**SUPPLIED MATERIAL:**

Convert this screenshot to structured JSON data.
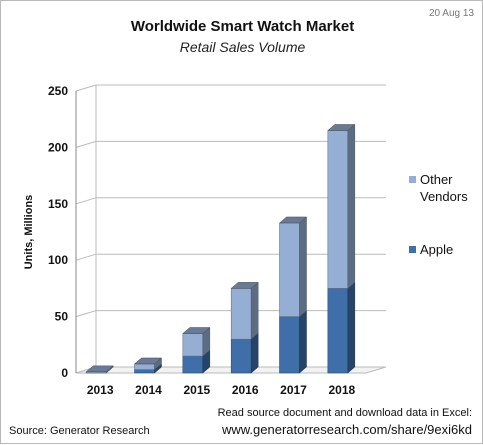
{
  "header": {
    "date": "20 Aug 13"
  },
  "footer": {
    "source": "Source: Generator Research",
    "download_text": "Read source document and download data in Excel:",
    "download_url": "www.generatorresearch.com/share/9exi6kd"
  },
  "colors": {
    "apple": "#3f6ea8",
    "other": "#95aed4",
    "grid": "#bbbbbb"
  },
  "chart_data": {
    "type": "bar",
    "stacked": true,
    "three_d": true,
    "title": "Worldwide Smart Watch Market",
    "subtitle": "Retail Sales Volume",
    "ylabel": "Units, Millions",
    "xlabel": "",
    "categories": [
      "2013",
      "2014",
      "2015",
      "2016",
      "2017",
      "2018"
    ],
    "series": [
      {
        "name": "Apple",
        "values": [
          0,
          3,
          15,
          30,
          50,
          75
        ]
      },
      {
        "name": "Other Vendors",
        "values": [
          1,
          5,
          20,
          45,
          83,
          140
        ]
      }
    ],
    "ylim": [
      0,
      250
    ],
    "yticks": [
      "0",
      "50",
      "100",
      "150",
      "200",
      "250"
    ],
    "grid": true,
    "legend_position": "right"
  }
}
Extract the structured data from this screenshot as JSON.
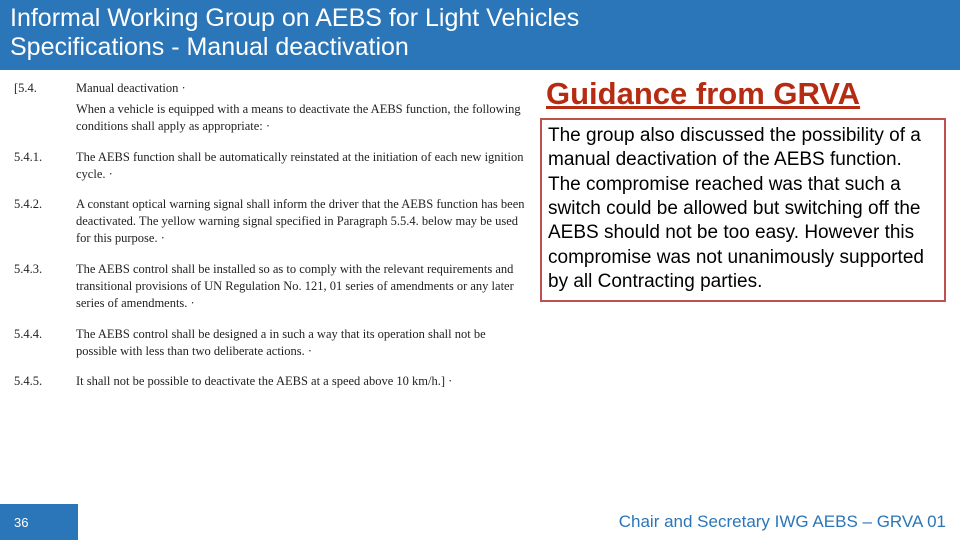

**INSTRUCTIONS TO FOLLOW:**
Using the listing above, show every line that includes the string "JSON".

**ANSWER IN FULL:**
Convert this screenshot to structured JSON data.
Extract the structured data from this screenshot as JSON.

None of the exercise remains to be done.